▸ The exercise:
Only the lines from the one containing "OCR this image." through the end of the entries should be returned, exactly as they are, with the pictures omitted.

<<<<

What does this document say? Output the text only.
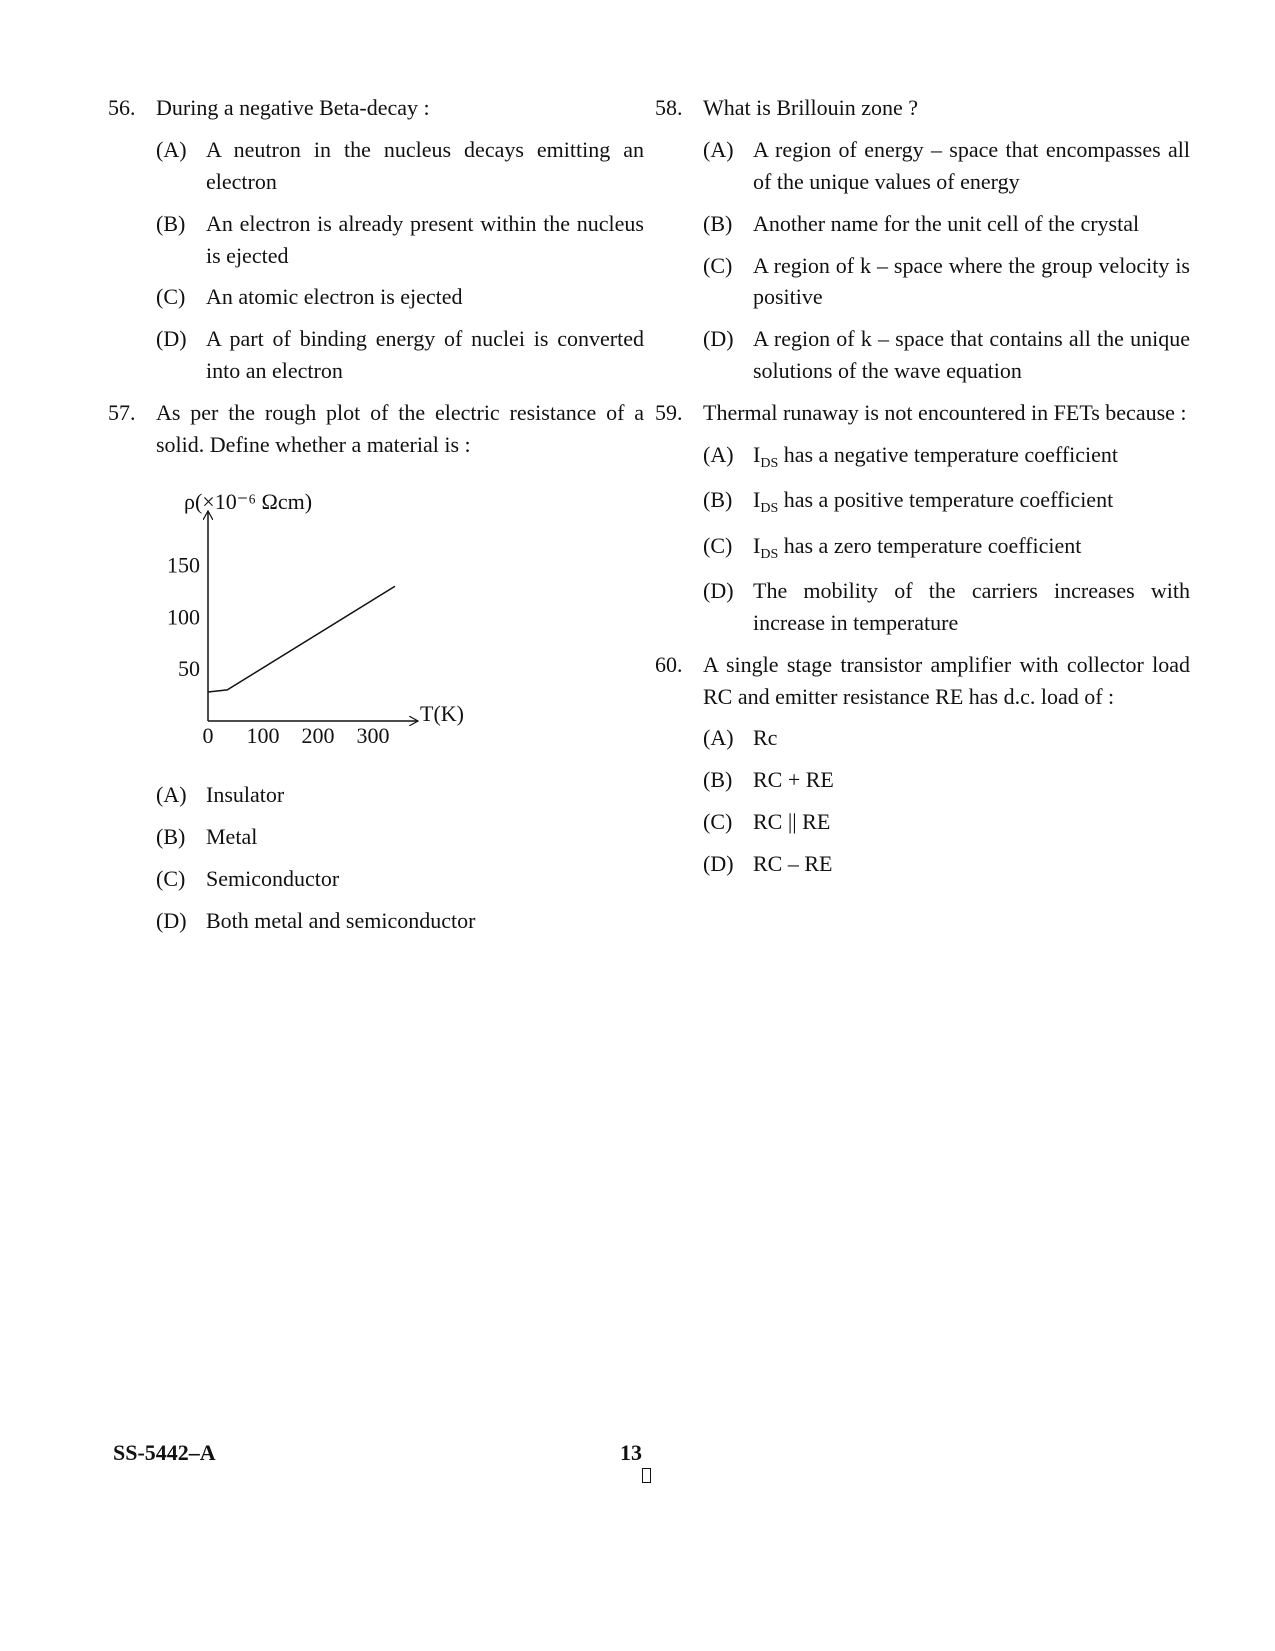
56. During a negative Beta-decay :
(A) A neutron in the nucleus decays emitting an electron
(B) An electron is already present within the nucleus is ejected
(C) An atomic electron is ejected
(D) A part of binding energy of nuclei is converted into an electron
57. As per the rough plot of the electric resistance of a solid. Define whether a material is :
ρ(×10⁻⁶ Ωcm)
T(K)
0 100 200 300
50
100
150
(A) Insulator
(B) Metal
(C) Semiconductor
(D) Both metal and semiconductor
58. What is Brillouin zone ?
(A) A region of energy – space that encompasses all of the unique values of energy
(B) Another name for the unit cell of the crystal
(C) A region of k – space where the group velocity is positive
(D) A region of k – space that contains all the unique solutions of the wave equation
59. Thermal runaway is not encountered in FETs because :
(A) $I_{DS}$ has a negative temperature coefficient
(B) $I_{DS}$ has a positive temperature coefficient
(C) $I_{DS}$ has a zero temperature coefficient
(D) The mobility of the carriers increases with increase in temperature
60. A single stage transistor amplifier with collector load RC and emitter resistance RE has d.c. load of :
(A) Rc
(B) RC + RE
(C) RC || RE
(D) RC – RE
SS-5442–A	13
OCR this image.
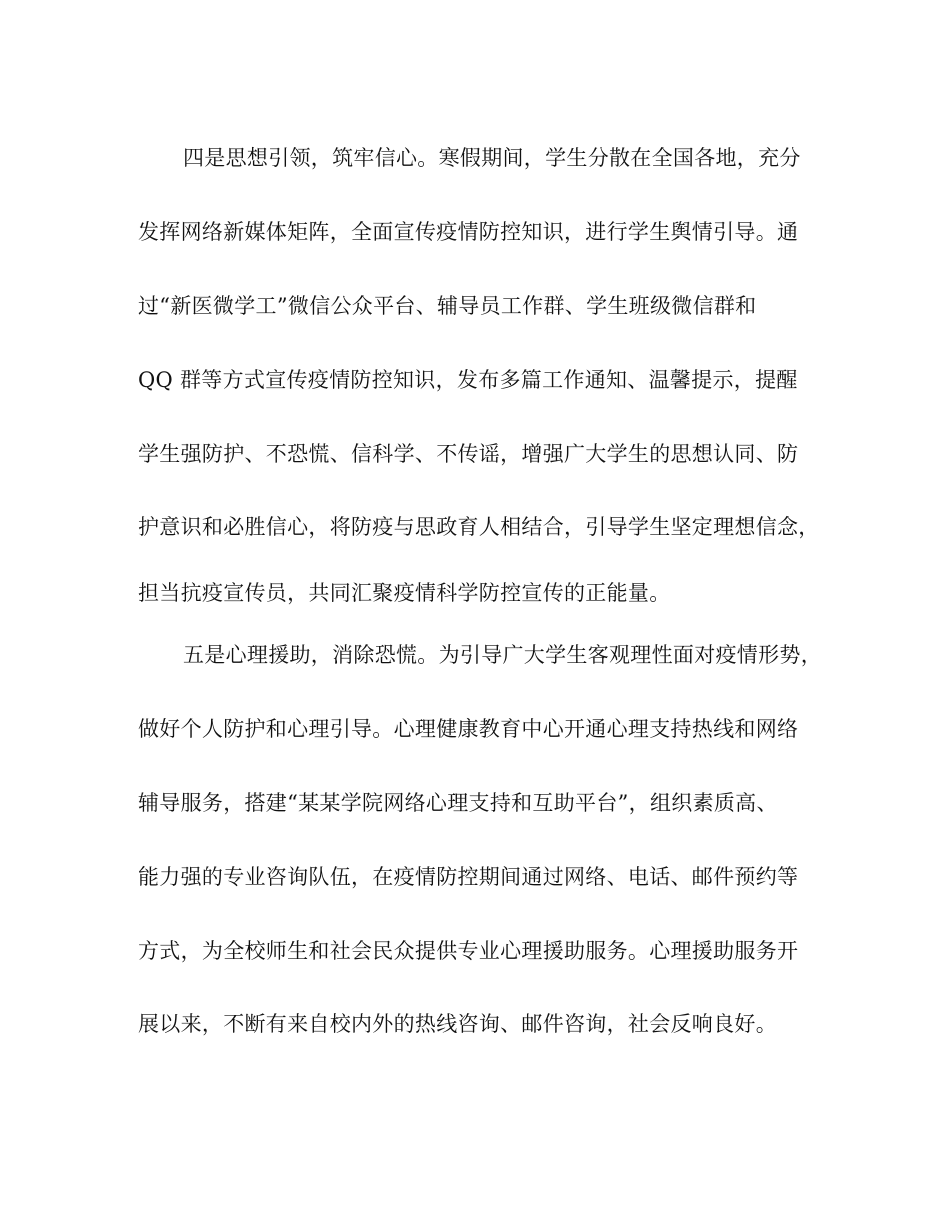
四是思想引领，筑牢信心。寒假期间，学生分散在全国各地，充分
发挥网络新媒体矩阵，全面宣传疫情防控知识，进行学生舆情引导。通
过“新医微学工”微信公众平台、辅导员工作群、学生班级微信群和
QQ 群等方式宣传疫情防控知识，发布多篇工作通知、温馨提示，提醒
学生强防护、不恐慌、信科学、不传谣，增强广大学生的思想认同、防
护意识和必胜信心，将防疫与思政育人相结合，引导学生坚定理想信念，
担当抗疫宣传员，共同汇聚疫情科学防控宣传的正能量。
五是心理援助，消除恐慌。为引导广大学生客观理性面对疫情形势，
做好个人防护和心理引导。心理健康教育中心开通心理支持热线和网络
辅导服务，搭建“某某学院网络心理支持和互助平台”，组织素质高、
能力强的专业咨询队伍，在疫情防控期间通过网络、电话、邮件预约等
方式，为全校师生和社会民众提供专业心理援助服务。心理援助服务开
展以来，不断有来自校内外的热线咨询、邮件咨询，社会反响良好。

>>>>

▸ Task result:
OCR this image.
四是思想引领，筑牢信心。寒假期间，学生分散在全国各地，充分
发挥网络新媒体矩阵，全面宣传疫情防控知识，进行学生舆情引导。通
过“新医微学工”微信公众平台、辅导员工作群、学生班级微信群和
QQ 群等方式宣传疫情防控知识，发布多篇工作通知、温馨提示，提醒
学生强防护、不恐慌、信科学、不传谣，增强广大学生的思想认同、防
护意识和必胜信心，将防疫与思政育人相结合，引导学生坚定理想信念，
担当抗疫宣传员，共同汇聚疫情科学防控宣传的正能量。
五是心理援助，消除恐慌。为引导广大学生客观理性面对疫情形势，
做好个人防护和心理引导。心理健康教育中心开通心理支持热线和网络
辅导服务，搭建“某某学院网络心理支持和互助平台”，组织素质高、
能力强的专业咨询队伍，在疫情防控期间通过网络、电话、邮件预约等
方式，为全校师生和社会民众提供专业心理援助服务。心理援助服务开
展以来，不断有来自校内外的热线咨询、邮件咨询，社会反响良好。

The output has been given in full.